§ Work to complete: Quote all entries exactly, leaving pictures aside.

— start Data for the task —

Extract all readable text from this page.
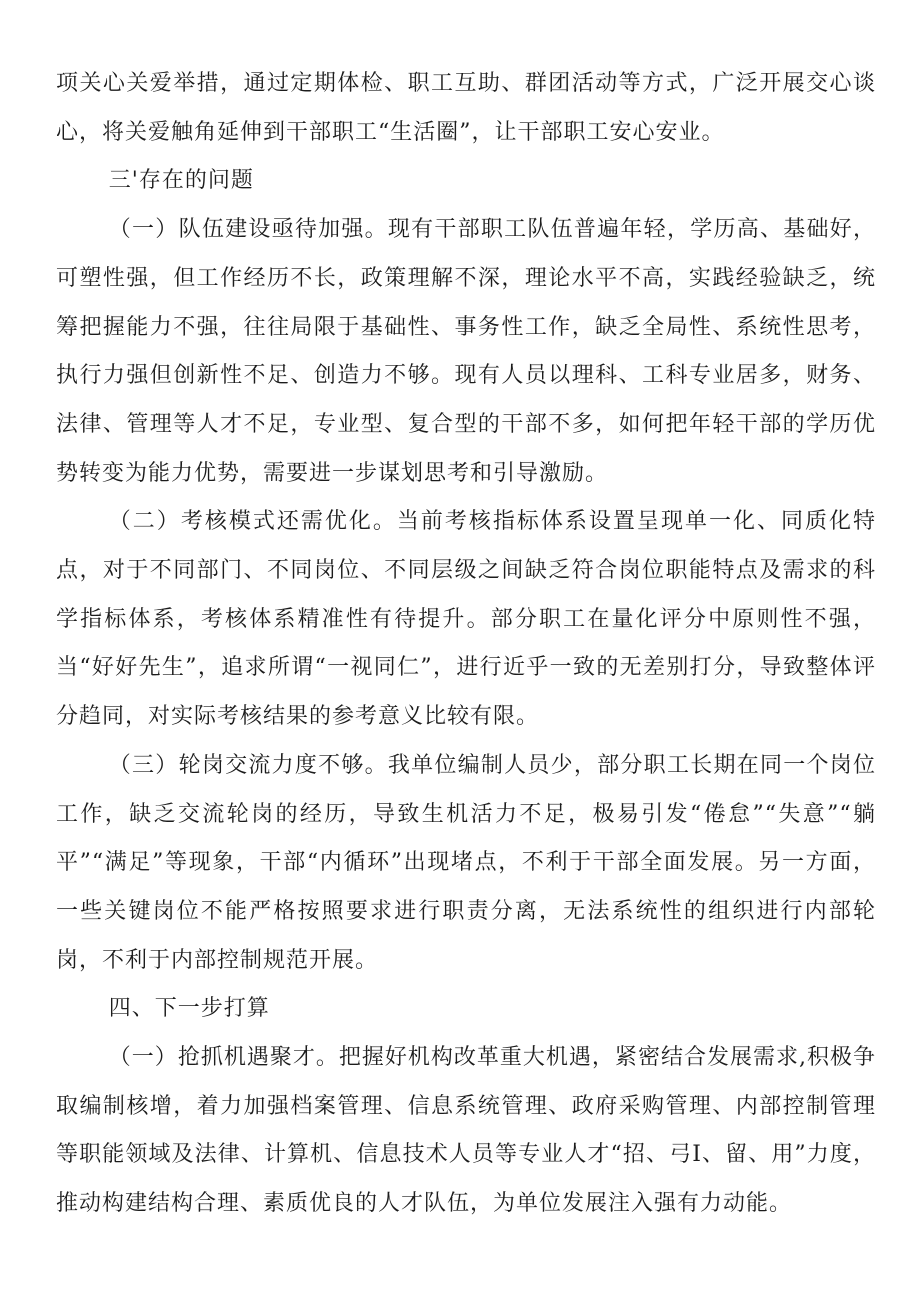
项关心关爱举措，通过定期体检、职工互助、群团活动等方式，广泛开展交心谈心，将关爱触角延伸到干部职工“生活圈”，让干部职工安心安业。

三'存在的问题

（一）队伍建设亟待加强。现有干部职工队伍普遍年轻，学历高、基础好，可塑性强，但工作经历不长，政策理解不深，理论水平不高，实践经验缺乏，统筹把握能力不强，往往局限于基础性、事务性工作，缺乏全局性、系统性思考，执行力强但创新性不足、创造力不够。现有人员以理科、工科专业居多，财务、法律、管理等人才不足，专业型、复合型的干部不多，如何把年轻干部的学历优势转变为能力优势，需要进一步谋划思考和引导激励。

（二）考核模式还需优化。当前考核指标体系设置呈现单一化、同质化特点，对于不同部门、不同岗位、不同层级之间缺乏符合岗位职能特点及需求的科学指标体系，考核体系精准性有待提升。部分职工在量化评分中原则性不强，当“好好先生”，追求所谓“一视同仁”，进行近乎一致的无差别打分，导致整体评分趋同，对实际考核结果的参考意义比较有限。

（三）轮岗交流力度不够。我单位编制人员少，部分职工长期在同一个岗位工作，缺乏交流轮岗的经历，导致生机活力不足，极易引发“倦怠”“失意”“躺平”“满足”等现象，干部“内循环”出现堵点，不利于干部全面发展。另一方面，一些关键岗位不能严格按照要求进行职责分离，无法系统性的组织进行内部轮岗，不利于内部控制规范开展。

四、下一步打算

（一）抢抓机遇聚才。把握好机构改革重大机遇，紧密结合发展需求,积极争取编制核增，着力加强档案管理、信息系统管理、政府采购管理、内部控制管理等职能领域及法律、计算机、信息技术人员等专业人才“招、弓I、留、用”力度，推动构建结构合理、素质优良的人才队伍，为单位发展注入强有力动能。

— end Data for the task —

§ The completed task:
Extract all readable text from this page.
项关心关爱举措，通过定期体检、职工互助、群团活动等方式，广泛开展交心谈心，将关爱触角延伸到干部职工“生活圈”，让干部职工安心安业。

三'存在的问题

（一）队伍建设亟待加强。现有干部职工队伍普遍年轻，学历高、基础好，可塑性强，但工作经历不长，政策理解不深，理论水平不高，实践经验缺乏，统筹把握能力不强，往往局限于基础性、事务性工作，缺乏全局性、系统性思考，执行力强但创新性不足、创造力不够。现有人员以理科、工科专业居多，财务、法律、管理等人才不足，专业型、复合型的干部不多，如何把年轻干部的学历优势转变为能力优势，需要进一步谋划思考和引导激励。

（二）考核模式还需优化。当前考核指标体系设置呈现单一化、同质化特点，对于不同部门、不同岗位、不同层级之间缺乏符合岗位职能特点及需求的科学指标体系，考核体系精准性有待提升。部分职工在量化评分中原则性不强，当“好好先生”，追求所谓“一视同仁”，进行近乎一致的无差别打分，导致整体评分趋同，对实际考核结果的参考意义比较有限。

（三）轮岗交流力度不够。我单位编制人员少，部分职工长期在同一个岗位工作，缺乏交流轮岗的经历，导致生机活力不足，极易引发“倦怠”“失意”“躺平”“满足”等现象，干部“内循环”出现堵点，不利于干部全面发展。另一方面，一些关键岗位不能严格按照要求进行职责分离，无法系统性的组织进行内部轮岗，不利于内部控制规范开展。

四、下一步打算

（一）抢抓机遇聚才。把握好机构改革重大机遇，紧密结合发展需求,积极争取编制核增，着力加强档案管理、信息系统管理、政府采购管理、内部控制管理等职能领域及法律、计算机、信息技术人员等专业人才“招、弓I、留、用”力度，推动构建结构合理、素质优良的人才队伍，为单位发展注入强有力动能。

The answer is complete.